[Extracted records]
-=-=-=-=-

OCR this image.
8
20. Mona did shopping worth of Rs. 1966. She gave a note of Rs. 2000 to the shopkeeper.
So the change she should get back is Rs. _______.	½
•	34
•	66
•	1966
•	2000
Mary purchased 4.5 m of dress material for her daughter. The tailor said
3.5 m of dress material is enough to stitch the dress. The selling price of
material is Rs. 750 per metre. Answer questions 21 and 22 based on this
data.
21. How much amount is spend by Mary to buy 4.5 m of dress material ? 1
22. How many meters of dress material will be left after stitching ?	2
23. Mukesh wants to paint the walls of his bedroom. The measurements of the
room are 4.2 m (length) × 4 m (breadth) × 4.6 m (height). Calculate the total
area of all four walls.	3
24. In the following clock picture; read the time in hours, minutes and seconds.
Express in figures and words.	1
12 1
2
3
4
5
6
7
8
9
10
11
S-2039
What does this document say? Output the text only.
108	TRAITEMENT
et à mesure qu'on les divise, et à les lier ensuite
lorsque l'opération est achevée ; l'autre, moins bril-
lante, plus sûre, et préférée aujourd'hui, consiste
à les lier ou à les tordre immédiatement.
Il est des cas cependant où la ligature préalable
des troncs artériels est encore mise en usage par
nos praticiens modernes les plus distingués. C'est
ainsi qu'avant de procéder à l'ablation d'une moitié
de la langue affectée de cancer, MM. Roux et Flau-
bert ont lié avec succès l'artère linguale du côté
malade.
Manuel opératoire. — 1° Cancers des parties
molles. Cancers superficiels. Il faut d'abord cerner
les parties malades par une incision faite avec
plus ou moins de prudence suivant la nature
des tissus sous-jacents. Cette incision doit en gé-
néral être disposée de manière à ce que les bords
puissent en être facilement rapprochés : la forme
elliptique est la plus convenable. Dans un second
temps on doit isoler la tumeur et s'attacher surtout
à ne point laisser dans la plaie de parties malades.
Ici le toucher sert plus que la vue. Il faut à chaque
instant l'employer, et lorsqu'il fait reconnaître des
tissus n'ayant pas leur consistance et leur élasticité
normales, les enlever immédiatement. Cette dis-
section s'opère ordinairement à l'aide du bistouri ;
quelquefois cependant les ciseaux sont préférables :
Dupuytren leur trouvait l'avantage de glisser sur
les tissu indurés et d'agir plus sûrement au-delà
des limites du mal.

-=-=-=-=-

Problem description
The records above need to be transcribed in full. Keep every character unchanged.

Right answer
OCR this image.
8
20. Mona did shopping worth of Rs. 1966. She gave a note of Rs. 2000 to the shopkeeper.
So the change she should get back is Rs. _______.	½
•	34
•	66
•	1966
•	2000
Mary purchased 4.5 m of dress material for her daughter. The tailor said
3.5 m of dress material is enough to stitch the dress. The selling price of
material is Rs. 750 per metre. Answer questions 21 and 22 based on this
data.
21. How much amount is spend by Mary to buy 4.5 m of dress material ? 1
22. How many meters of dress material will be left after stitching ?	2
23. Mukesh wants to paint the walls of his bedroom. The measurements of the
room are 4.2 m (length) × 4 m (breadth) × 4.6 m (height). Calculate the total
area of all four walls.	3
24. In the following clock picture; read the time in hours, minutes and seconds.
Express in figures and words.	1
12 1
2
3
4
5
6
7
8
9
10
11
S-2039
What does this document say? Output the text only.
108	TRAITEMENT
et à mesure qu'on les divise, et à les lier ensuite
lorsque l'opération est achevée ; l'autre, moins bril-
lante, plus sûre, et préférée aujourd'hui, consiste
à les lier ou à les tordre immédiatement.
Il est des cas cependant où la ligature préalable
des troncs artériels est encore mise en usage par
nos praticiens modernes les plus distingués. C'est
ainsi qu'avant de procéder à l'ablation d'une moitié
de la langue affectée de cancer, MM. Roux et Flau-
bert ont lié avec succès l'artère linguale du côté
malade.
Manuel opératoire. — 1° Cancers des parties
molles. Cancers superficiels. Il faut d'abord cerner
les parties malades par une incision faite avec
plus ou moins de prudence suivant la nature
des tissus sous-jacents. Cette incision doit en gé-
néral être disposée de manière à ce que les bords
puissent en être facilement rapprochés : la forme
elliptique est la plus convenable. Dans un second
temps on doit isoler la tumeur et s'attacher surtout
à ne point laisser dans la plaie de parties malades.
Ici le toucher sert plus que la vue. Il faut à chaque
instant l'employer, et lorsqu'il fait reconnaître des
tissus n'ayant pas leur consistance et leur élasticité
normales, les enlever immédiatement. Cette dis-
section s'opère ordinairement à l'aide du bistouri ;
quelquefois cependant les ciseaux sont préférables :
Dupuytren leur trouvait l'avantage de glisser sur
les tissu indurés et d'agir plus sûrement au-delà
des limites du mal.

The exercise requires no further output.